— What is expected —
Report only how many lines hold the word "upplösning".

— Raw data —
╔══

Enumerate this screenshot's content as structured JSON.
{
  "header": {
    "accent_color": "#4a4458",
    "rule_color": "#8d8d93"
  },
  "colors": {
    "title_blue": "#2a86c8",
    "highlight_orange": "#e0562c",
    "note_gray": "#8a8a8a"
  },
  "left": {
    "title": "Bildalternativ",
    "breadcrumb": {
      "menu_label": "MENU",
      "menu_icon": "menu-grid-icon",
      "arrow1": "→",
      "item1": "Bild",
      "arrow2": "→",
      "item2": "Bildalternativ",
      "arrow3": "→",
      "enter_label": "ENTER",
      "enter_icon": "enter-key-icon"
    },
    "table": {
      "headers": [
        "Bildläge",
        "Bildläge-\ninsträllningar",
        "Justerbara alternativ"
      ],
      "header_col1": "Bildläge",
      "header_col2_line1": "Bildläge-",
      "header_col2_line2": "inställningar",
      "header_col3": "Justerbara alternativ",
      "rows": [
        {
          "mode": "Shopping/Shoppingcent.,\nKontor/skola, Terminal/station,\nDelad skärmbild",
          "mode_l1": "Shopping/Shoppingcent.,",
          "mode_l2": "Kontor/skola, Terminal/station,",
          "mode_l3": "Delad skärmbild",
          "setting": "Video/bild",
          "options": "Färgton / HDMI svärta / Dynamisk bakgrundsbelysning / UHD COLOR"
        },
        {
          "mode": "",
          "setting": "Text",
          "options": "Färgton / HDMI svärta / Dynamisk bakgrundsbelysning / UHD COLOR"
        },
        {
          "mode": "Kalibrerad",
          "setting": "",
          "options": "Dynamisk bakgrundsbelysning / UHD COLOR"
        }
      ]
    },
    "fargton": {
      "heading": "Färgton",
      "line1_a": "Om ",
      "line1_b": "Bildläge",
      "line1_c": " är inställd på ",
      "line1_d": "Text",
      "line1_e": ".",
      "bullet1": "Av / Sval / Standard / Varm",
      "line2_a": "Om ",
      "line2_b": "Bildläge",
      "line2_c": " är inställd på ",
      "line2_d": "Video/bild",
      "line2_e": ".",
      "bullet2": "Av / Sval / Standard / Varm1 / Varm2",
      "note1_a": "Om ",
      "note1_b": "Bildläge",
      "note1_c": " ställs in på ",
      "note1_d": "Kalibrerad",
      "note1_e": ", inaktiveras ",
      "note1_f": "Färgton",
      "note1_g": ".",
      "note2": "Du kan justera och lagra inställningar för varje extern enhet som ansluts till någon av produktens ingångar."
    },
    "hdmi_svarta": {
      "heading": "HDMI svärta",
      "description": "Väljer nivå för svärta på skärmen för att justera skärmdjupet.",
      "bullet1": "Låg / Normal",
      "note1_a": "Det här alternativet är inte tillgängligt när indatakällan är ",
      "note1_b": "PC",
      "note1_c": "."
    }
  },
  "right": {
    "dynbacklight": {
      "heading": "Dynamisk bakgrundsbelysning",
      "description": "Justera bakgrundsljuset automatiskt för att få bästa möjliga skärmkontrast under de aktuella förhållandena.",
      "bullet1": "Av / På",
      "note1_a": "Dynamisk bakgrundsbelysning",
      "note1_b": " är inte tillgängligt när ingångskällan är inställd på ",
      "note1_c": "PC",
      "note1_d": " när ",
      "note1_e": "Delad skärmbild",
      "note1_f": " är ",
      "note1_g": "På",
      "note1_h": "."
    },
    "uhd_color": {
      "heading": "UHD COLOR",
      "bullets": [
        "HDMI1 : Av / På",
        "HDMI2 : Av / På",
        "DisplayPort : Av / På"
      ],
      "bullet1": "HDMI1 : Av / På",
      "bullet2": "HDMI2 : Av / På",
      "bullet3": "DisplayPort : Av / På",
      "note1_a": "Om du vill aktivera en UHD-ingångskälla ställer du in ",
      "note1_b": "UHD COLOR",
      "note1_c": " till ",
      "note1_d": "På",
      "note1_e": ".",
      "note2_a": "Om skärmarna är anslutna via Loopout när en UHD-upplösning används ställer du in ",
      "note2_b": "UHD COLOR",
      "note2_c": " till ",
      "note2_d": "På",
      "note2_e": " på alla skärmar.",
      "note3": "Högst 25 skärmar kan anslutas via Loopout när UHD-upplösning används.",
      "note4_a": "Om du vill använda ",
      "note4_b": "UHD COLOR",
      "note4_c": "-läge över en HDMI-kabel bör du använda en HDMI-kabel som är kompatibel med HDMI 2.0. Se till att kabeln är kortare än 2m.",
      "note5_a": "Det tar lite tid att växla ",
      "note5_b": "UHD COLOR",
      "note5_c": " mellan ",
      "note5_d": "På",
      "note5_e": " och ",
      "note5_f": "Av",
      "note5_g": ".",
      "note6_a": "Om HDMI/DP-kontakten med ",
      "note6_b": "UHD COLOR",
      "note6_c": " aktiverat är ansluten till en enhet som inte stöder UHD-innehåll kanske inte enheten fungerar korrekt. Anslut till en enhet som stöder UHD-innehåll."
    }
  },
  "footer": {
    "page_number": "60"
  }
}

╚══

— Response to the exercise —
2